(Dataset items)
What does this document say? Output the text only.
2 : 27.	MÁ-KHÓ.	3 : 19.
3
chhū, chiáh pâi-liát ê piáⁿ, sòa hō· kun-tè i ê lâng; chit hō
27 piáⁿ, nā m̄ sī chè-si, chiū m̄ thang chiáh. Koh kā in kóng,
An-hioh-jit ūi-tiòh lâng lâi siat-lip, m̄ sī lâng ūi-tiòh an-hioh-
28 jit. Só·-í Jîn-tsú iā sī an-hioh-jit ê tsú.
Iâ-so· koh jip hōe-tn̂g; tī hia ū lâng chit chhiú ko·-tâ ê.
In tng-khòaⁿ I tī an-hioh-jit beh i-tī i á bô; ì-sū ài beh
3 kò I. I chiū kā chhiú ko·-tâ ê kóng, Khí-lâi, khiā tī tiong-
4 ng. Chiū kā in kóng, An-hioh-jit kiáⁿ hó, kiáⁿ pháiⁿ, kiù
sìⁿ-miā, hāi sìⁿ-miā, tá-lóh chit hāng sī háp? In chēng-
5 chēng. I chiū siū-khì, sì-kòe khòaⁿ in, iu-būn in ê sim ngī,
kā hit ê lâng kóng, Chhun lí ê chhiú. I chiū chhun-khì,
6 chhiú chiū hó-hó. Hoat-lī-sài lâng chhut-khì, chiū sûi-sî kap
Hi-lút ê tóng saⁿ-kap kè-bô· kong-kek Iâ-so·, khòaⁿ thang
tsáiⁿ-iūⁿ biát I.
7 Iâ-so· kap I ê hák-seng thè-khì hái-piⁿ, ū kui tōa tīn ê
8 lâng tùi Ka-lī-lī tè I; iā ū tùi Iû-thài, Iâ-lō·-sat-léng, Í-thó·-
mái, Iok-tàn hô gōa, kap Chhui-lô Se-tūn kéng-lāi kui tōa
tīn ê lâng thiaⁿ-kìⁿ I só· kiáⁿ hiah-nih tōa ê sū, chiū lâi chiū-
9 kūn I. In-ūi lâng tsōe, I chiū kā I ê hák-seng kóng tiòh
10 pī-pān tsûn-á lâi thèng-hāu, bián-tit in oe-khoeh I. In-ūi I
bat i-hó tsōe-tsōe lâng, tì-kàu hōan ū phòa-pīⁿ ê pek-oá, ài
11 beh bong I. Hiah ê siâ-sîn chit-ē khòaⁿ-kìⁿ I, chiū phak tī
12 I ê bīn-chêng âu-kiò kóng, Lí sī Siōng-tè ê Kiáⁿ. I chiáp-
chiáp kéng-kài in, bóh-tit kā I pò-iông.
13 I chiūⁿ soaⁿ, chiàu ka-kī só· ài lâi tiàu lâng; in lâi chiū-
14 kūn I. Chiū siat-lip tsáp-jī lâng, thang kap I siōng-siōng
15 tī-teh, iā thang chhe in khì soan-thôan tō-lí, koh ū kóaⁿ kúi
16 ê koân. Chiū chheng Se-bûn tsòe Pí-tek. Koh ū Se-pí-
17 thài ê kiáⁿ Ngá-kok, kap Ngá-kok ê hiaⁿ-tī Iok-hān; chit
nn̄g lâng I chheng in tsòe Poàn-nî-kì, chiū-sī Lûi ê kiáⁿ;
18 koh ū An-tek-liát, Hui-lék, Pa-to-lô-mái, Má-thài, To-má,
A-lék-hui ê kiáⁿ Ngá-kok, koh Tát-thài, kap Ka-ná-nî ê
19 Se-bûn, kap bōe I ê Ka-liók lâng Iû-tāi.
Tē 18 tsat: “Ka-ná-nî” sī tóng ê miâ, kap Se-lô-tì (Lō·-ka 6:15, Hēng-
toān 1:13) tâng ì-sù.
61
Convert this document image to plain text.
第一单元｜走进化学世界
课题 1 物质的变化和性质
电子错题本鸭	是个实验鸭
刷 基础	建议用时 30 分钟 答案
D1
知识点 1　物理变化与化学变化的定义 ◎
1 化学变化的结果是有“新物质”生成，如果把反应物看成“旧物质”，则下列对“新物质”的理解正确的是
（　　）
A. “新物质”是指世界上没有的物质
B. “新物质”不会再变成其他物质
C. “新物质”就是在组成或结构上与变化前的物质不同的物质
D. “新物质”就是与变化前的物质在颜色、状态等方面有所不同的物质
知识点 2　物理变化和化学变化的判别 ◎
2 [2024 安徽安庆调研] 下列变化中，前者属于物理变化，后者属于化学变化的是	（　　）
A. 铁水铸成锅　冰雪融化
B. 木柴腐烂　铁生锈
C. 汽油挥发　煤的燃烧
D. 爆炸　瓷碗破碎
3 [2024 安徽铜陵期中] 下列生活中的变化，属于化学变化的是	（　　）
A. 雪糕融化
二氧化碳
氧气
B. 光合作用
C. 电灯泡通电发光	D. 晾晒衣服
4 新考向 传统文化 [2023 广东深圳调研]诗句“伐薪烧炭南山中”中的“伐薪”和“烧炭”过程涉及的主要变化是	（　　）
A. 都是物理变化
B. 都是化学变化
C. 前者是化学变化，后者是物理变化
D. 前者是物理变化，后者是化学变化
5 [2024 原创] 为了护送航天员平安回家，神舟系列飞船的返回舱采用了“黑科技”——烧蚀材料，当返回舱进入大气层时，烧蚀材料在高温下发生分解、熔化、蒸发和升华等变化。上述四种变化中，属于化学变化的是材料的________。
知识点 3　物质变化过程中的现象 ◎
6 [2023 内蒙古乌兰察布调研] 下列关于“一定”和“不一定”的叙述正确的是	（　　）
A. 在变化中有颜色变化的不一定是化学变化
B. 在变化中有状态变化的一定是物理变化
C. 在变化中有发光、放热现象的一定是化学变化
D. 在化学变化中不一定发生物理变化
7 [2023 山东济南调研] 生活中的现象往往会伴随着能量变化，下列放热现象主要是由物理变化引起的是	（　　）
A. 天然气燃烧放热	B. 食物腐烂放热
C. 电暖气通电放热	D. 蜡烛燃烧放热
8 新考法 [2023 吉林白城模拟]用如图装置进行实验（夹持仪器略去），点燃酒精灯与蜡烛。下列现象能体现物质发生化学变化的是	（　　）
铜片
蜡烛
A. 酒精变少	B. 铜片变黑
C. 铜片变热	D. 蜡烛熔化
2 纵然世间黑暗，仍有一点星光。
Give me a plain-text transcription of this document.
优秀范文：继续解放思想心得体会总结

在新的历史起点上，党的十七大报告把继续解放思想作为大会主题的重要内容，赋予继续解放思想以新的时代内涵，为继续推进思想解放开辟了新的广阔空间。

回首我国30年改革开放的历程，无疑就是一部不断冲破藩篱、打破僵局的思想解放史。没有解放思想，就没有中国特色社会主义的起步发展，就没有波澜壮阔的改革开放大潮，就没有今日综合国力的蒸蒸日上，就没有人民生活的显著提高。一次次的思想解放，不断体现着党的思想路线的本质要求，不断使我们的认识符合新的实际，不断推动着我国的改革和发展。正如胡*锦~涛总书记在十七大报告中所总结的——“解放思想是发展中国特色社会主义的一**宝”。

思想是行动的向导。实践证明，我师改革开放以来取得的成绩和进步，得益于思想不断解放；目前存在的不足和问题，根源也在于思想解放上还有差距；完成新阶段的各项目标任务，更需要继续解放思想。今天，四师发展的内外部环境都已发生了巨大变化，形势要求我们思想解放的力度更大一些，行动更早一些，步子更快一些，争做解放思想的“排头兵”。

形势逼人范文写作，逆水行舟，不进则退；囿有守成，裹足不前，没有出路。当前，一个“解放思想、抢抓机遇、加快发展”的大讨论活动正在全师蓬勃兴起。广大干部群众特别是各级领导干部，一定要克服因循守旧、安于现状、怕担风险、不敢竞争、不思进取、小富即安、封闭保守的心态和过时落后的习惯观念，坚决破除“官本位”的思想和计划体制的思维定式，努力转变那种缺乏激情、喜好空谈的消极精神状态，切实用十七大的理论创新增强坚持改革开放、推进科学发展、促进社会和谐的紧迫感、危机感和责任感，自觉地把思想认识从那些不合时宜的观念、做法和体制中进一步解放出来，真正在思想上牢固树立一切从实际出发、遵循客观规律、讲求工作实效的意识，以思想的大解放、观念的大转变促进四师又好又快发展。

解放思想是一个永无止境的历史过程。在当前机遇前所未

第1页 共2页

WHAT YOU NEED TO DO:
The lines to reproduce run from the line containing "Give me a plain-text" to the end of the listing; write them out exactly and add nothing.

FINAL RESULT:
Give me a plain-text transcription of this document.
优秀范文：继续解放思想心得体会总结

在新的历史起点上，党的十七大报告把继续解放思想作为大会主题的重要内容，赋予继续解放思想以新的时代内涵，为继续推进思想解放开辟了新的广阔空间。

回首我国30年改革开放的历程，无疑就是一部不断冲破藩篱、打破僵局的思想解放史。没有解放思想，就没有中国特色社会主义的起步发展，就没有波澜壮阔的改革开放大潮，就没有今日综合国力的蒸蒸日上，就没有人民生活的显著提高。一次次的思想解放，不断体现着党的思想路线的本质要求，不断使我们的认识符合新的实际，不断推动着我国的改革和发展。正如胡*锦~涛总书记在十七大报告中所总结的——“解放思想是发展中国特色社会主义的一**宝”。

思想是行动的向导。实践证明，我师改革开放以来取得的成绩和进步，得益于思想不断解放；目前存在的不足和问题，根源也在于思想解放上还有差距；完成新阶段的各项目标任务，更需要继续解放思想。今天，四师发展的内外部环境都已发生了巨大变化，形势要求我们思想解放的力度更大一些，行动更早一些，步子更快一些，争做解放思想的“排头兵”。

形势逼人范文写作，逆水行舟，不进则退；囿有守成，裹足不前，没有出路。当前，一个“解放思想、抢抓机遇、加快发展”的大讨论活动正在全师蓬勃兴起。广大干部群众特别是各级领导干部，一定要克服因循守旧、安于现状、怕担风险、不敢竞争、不思进取、小富即安、封闭保守的心态和过时落后的习惯观念，坚决破除“官本位”的思想和计划体制的思维定式，努力转变那种缺乏激情、喜好空谈的消极精神状态，切实用十七大的理论创新增强坚持改革开放、推进科学发展、促进社会和谐的紧迫感、危机感和责任感，自觉地把思想认识从那些不合时宜的观念、做法和体制中进一步解放出来，真正在思想上牢固树立一切从实际出发、遵循客观规律、讲求工作实效的意识，以思想的大解放、观念的大转变促进四师又好又快发展。

解放思想是一个永无止境的历史过程。在当前机遇前所未

第1页 共2页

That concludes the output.